What’s all this mean?
A SpaceX Falcon 9 rocket will launch the GPS Block III SV03 satellite for the American military. SV03 is part of the United States Space Force’s new generation GPS constellation. It is launching on June 30, at 20:10:46 UTC, from Space Launch Complex-40 (SLC-40) at the Cape Canaveral Space Force Station (CCSFS).
Lift Off Time (Subject to change)
|June 30, 2020 20:10:46 UTC | 16:10:46 EDT|
Mission Name and what it is
|GPS Block III SV03. The third Third Generation Global Positioning System (GPS) satellite|
Launch Provider (What rocket company is launching it?)
Customer (who’s paying for this?)
|United States Space Force|
|Falcon 9 Block 5 B1060.1, Second Stage B2100|
|Space Launch Complex 40 (SLC-40) at Cape Canaveral Space Force Station in Florida|
|3,880 kg (8,553 pounds)|
Where’s the satellite going?
-*-*-
§ **Given instruction**
Write the next part of the GPS Block III SV03 launch overview above, picking up right after its last line.

§ **Dataset records**
-*-*-
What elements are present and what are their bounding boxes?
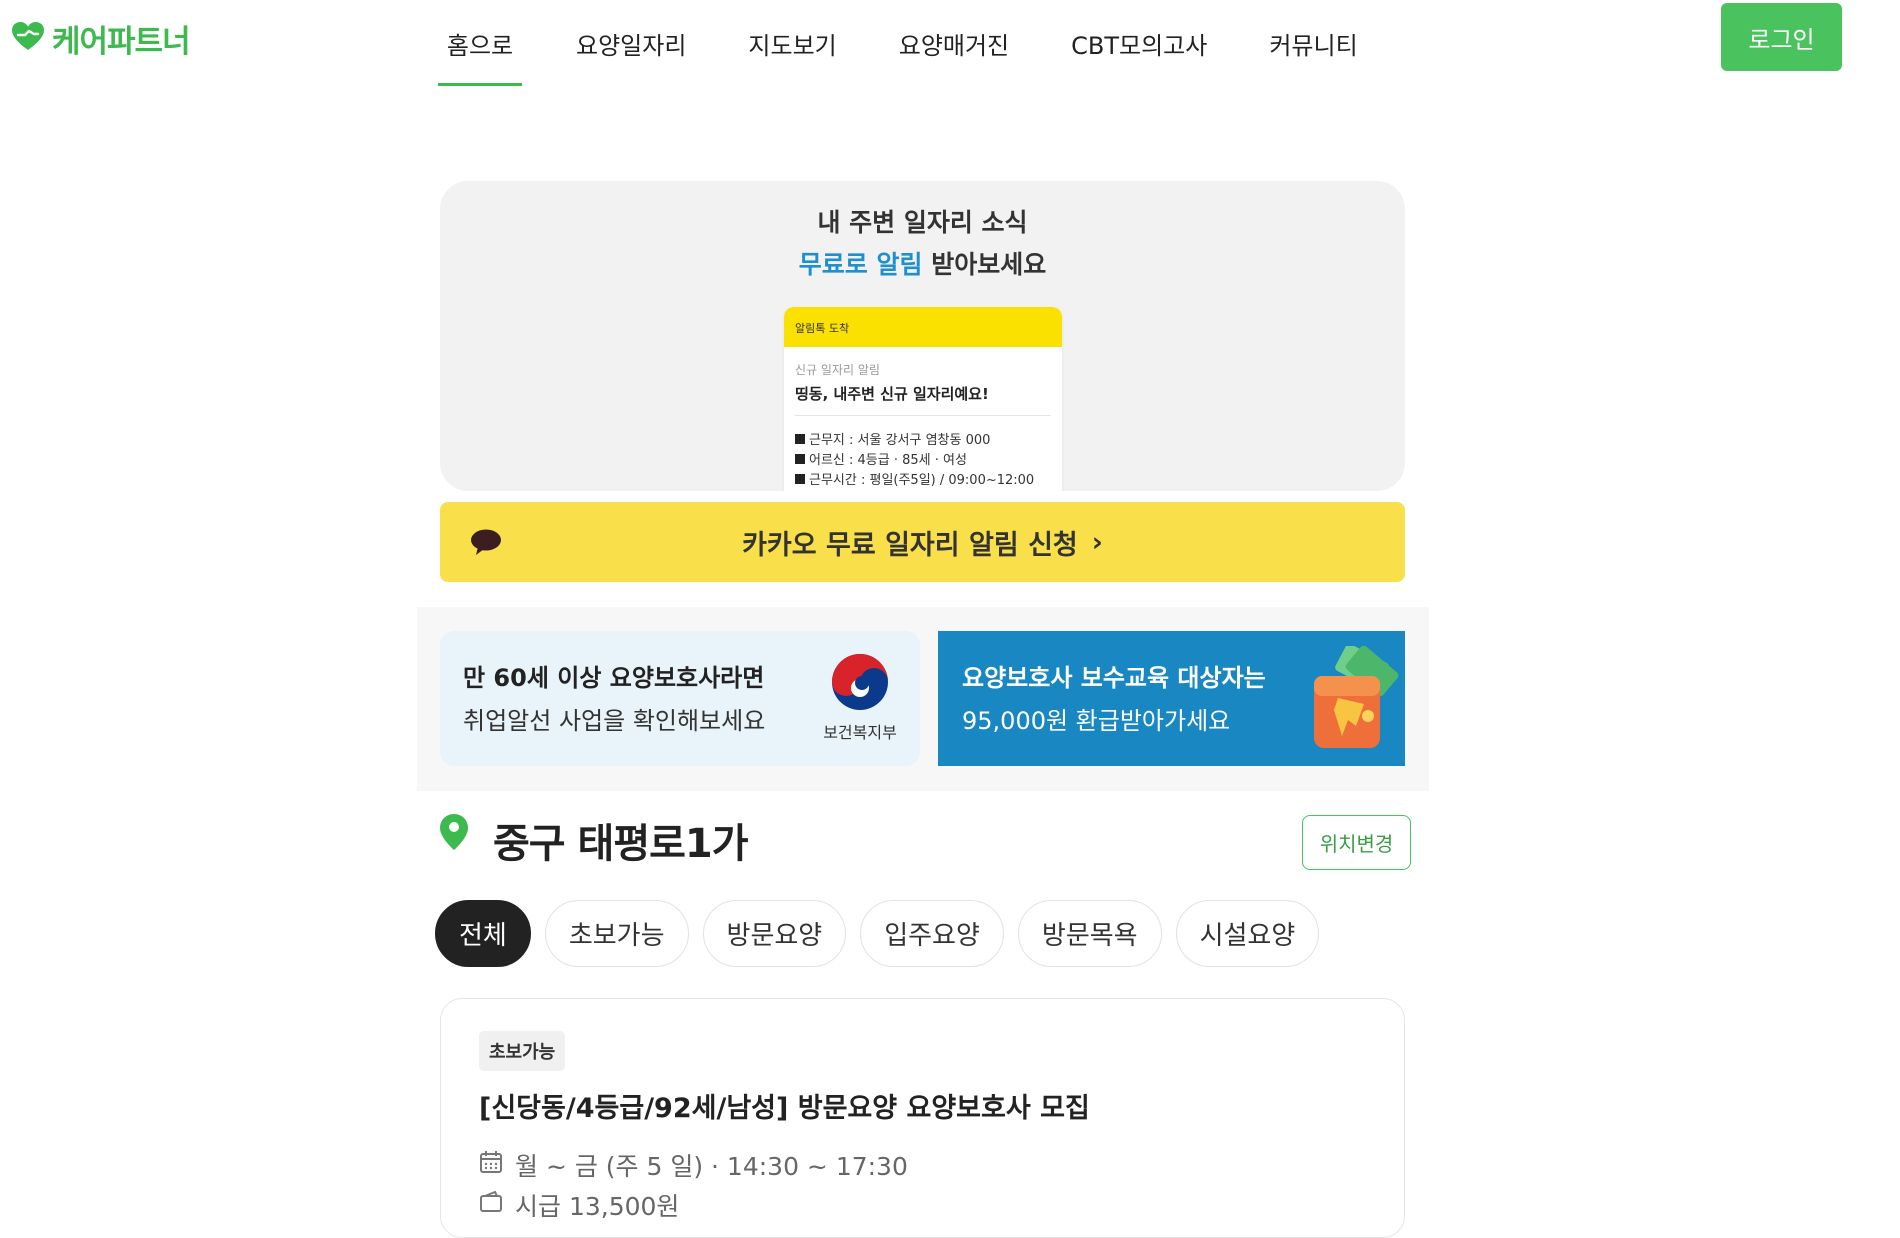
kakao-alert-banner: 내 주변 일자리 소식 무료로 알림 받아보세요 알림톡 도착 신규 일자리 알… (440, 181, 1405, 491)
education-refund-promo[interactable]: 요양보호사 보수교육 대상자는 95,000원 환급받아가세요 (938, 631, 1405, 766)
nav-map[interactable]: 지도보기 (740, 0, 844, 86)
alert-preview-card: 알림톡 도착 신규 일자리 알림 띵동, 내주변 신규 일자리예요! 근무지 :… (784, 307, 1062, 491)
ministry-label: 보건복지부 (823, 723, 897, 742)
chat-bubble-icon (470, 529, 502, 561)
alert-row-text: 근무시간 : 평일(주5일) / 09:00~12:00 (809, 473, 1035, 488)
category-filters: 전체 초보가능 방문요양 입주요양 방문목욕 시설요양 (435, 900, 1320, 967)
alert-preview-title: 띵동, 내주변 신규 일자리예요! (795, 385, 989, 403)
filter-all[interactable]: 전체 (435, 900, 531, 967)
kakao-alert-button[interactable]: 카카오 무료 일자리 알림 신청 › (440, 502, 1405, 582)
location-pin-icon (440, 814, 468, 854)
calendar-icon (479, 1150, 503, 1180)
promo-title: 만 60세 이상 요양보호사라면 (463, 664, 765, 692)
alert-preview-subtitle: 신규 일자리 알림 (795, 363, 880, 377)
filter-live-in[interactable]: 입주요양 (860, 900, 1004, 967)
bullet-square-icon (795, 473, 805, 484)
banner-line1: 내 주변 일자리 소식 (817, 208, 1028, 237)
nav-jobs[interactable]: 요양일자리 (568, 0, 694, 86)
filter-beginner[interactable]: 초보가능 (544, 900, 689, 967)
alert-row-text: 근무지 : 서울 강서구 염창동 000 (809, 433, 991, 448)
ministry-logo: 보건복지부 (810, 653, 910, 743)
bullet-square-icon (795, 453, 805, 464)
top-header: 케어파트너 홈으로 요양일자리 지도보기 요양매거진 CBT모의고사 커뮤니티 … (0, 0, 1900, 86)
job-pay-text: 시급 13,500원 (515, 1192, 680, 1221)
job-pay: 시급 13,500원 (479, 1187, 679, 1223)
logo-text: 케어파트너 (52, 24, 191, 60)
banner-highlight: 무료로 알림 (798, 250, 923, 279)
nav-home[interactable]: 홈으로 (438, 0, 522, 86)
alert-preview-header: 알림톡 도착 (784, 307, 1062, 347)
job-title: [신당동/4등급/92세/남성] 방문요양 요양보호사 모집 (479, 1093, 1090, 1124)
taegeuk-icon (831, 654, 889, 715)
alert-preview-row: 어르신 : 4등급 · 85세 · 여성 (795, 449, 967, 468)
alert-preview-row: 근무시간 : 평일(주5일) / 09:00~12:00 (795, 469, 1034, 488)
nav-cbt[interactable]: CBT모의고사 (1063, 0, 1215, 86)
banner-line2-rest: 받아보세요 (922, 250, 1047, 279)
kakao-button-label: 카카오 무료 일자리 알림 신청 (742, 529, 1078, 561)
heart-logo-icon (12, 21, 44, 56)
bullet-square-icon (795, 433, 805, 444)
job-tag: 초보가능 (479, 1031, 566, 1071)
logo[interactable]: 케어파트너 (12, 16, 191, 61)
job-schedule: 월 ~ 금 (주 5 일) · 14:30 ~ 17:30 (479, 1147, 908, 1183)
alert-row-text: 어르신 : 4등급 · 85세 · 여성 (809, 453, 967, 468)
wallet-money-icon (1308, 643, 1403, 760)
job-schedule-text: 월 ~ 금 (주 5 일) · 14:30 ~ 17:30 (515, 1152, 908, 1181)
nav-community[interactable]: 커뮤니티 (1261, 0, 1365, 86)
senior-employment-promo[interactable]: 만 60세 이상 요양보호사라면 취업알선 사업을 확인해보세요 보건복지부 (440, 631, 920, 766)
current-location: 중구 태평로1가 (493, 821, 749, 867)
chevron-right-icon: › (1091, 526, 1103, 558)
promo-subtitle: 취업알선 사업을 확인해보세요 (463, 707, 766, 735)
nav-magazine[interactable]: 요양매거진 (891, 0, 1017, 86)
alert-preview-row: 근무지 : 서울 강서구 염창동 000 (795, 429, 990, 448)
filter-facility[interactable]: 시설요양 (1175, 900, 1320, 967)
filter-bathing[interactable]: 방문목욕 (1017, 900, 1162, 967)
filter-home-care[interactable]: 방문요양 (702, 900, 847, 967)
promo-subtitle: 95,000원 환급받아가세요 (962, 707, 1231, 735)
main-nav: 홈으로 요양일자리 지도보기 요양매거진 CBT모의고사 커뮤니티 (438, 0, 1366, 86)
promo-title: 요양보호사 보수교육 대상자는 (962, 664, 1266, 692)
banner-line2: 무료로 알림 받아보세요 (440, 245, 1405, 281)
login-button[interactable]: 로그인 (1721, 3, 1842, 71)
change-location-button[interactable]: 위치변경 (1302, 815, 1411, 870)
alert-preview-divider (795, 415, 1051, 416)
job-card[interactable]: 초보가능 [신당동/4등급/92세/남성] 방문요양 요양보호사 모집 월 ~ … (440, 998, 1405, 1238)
-*-*-
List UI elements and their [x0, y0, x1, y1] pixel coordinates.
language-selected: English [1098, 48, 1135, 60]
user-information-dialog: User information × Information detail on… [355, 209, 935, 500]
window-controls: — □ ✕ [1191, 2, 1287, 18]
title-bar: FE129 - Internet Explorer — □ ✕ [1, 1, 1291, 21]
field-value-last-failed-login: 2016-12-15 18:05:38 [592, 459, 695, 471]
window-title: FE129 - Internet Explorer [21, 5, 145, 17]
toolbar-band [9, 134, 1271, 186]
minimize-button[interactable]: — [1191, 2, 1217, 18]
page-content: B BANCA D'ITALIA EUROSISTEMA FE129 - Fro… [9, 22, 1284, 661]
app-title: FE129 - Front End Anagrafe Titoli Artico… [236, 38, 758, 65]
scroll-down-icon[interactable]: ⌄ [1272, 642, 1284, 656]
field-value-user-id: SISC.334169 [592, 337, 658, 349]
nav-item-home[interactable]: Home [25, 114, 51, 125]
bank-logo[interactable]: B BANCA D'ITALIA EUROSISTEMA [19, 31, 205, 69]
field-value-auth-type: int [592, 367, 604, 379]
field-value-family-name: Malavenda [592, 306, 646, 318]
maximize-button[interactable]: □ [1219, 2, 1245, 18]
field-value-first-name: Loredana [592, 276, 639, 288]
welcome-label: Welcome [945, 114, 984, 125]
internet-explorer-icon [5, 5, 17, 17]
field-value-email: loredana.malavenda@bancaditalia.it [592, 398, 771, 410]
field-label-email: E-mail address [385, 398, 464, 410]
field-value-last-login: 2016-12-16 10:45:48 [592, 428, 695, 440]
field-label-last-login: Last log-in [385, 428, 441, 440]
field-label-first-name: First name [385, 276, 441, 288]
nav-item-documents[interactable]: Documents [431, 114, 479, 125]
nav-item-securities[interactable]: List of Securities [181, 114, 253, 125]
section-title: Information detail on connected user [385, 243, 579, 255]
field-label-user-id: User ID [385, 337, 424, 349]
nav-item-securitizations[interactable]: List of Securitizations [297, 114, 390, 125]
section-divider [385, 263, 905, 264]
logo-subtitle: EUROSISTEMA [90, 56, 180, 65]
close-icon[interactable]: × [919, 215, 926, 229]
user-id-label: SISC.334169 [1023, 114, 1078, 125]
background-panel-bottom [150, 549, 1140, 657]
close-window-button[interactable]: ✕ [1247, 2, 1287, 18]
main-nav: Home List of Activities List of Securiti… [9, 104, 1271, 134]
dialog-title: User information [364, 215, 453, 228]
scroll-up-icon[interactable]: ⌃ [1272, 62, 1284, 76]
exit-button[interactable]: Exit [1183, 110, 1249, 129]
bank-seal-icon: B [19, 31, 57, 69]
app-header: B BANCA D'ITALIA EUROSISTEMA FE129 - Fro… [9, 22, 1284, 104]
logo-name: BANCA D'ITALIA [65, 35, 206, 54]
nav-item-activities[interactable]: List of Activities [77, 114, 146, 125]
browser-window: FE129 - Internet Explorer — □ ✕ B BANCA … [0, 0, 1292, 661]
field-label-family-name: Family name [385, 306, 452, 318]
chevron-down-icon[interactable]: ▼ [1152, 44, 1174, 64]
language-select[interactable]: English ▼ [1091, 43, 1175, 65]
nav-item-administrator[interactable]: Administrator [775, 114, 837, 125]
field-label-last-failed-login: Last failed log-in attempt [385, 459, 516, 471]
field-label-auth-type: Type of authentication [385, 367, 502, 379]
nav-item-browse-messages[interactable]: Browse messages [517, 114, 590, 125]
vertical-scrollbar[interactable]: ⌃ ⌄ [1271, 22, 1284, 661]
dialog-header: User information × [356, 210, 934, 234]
-*-*-
§ **Answer to this problem**
|Medium Earth Orbit – 20,200 km (12,500 miles), 55° inclination|
How’s the weather?
|The weather is currently 60% go for launch|
Will they be attempting to recover the first stage?
Where will the first stage land?
|The booster will land downrange on SpaceX’s autonomous spaceport drone ship (ASDS) Just Read The Instructions|
Will they be attempting to recover the fairing?
|SpaceX is not trying to catch the fairings, but will fish both halves out of the water.|
This will be the:
Where to watch
|SpaceX official Stream
If you happen to be in the area, here’s where you can watch in person!
What is the GPS constellation?
GPS, or Global Positioning System, is a medium-Earth orbit satellite constellation which is operated by the United States Space Force. It is America’s global navigation satellite system, providing worldwide coverage for geolocation and time. Currently, there are 31 active GPS satellites in orbit, with an additional 25 planned.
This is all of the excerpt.